====== AVAILABLE RECORDS ======

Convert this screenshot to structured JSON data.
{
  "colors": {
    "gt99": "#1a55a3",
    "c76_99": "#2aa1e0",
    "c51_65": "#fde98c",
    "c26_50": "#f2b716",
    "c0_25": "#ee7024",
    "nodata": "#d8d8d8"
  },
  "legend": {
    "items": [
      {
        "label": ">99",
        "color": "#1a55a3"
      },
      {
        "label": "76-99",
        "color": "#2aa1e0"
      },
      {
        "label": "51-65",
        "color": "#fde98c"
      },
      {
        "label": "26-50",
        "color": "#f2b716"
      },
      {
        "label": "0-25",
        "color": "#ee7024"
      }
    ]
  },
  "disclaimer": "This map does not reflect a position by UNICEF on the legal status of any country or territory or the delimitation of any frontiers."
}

======

* [WHAT THIS TASK INVOLVES] Reproduce each entry from the records above, character for character.

* [THE ANSWER]
Convert this screenshot to structured JSON data.
{
  "colors": {
    "gt99": "#1a55a3",
    "c76_99": "#2aa1e0",
    "c51_65": "#fde98c",
    "c26_50": "#f2b716",
    "c0_25": "#ee7024",
    "nodata": "#d8d8d8"
  },
  "legend": {
    "items": [
      {
        "label": ">99",
        "color": "#1a55a3"
      },
      {
        "label": "76-99",
        "color": "#2aa1e0"
      },
      {
        "label": "51-65",
        "color": "#fde98c"
      },
      {
        "label": "26-50",
        "color": "#f2b716"
      },
      {
        "label": "0-25",
        "color": "#ee7024"
      }
    ]
  },
  "disclaimer": "This map does not reflect a position by UNICEF on the legal status of any country or territory or the delimitation of any frontiers."
}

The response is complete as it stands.